## Your goal:
Tally the lines that include the word "teoretic" and reply with nothing but the total.

## Supplied records:
## begin

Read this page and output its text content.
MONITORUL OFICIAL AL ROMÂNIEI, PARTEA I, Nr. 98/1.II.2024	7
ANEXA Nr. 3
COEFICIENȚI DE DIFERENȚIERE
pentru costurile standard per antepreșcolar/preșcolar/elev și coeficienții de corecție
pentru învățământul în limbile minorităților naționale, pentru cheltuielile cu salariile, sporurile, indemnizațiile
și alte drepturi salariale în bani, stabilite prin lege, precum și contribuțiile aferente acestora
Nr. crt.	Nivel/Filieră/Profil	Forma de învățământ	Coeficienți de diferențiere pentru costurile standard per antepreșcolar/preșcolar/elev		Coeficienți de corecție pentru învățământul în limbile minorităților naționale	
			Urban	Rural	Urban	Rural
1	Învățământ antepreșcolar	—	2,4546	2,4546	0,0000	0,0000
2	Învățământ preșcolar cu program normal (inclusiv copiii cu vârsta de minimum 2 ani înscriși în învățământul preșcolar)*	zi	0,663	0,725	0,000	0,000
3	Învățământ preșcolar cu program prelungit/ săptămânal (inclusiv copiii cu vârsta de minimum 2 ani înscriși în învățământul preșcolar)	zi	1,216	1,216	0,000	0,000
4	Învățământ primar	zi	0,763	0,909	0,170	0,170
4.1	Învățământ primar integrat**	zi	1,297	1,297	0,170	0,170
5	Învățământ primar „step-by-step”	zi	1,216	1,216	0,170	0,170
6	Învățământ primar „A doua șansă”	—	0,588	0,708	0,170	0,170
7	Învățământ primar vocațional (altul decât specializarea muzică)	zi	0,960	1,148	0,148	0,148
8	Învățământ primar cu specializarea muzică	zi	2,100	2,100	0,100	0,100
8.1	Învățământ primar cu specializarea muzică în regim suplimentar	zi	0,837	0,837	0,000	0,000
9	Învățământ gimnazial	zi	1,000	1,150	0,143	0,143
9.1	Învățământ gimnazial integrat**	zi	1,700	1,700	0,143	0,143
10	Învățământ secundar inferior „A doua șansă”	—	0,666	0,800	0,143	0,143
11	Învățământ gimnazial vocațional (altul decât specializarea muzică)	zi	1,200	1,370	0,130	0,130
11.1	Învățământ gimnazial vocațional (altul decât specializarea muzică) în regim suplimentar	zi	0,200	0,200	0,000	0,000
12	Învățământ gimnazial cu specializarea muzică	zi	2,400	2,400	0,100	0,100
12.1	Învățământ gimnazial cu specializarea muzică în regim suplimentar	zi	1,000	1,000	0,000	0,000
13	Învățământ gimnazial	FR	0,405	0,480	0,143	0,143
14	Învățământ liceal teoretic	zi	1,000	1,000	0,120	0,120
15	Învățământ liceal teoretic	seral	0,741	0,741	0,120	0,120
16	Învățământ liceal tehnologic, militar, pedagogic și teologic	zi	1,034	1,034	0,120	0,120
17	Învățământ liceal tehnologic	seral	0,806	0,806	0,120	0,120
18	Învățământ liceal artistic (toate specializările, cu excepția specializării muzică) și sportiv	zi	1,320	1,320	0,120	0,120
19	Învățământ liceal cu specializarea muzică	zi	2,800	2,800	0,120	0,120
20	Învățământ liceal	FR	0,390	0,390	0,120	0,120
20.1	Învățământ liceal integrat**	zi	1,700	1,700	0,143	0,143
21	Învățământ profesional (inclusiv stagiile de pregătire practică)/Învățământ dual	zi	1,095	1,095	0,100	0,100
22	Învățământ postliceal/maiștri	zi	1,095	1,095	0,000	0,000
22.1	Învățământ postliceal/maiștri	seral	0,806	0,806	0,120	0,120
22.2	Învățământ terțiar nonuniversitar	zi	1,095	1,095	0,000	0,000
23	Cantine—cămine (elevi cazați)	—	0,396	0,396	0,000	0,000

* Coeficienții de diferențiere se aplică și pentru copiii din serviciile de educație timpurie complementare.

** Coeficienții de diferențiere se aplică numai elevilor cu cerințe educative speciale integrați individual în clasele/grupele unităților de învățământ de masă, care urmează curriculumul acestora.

## end

## Reply:
2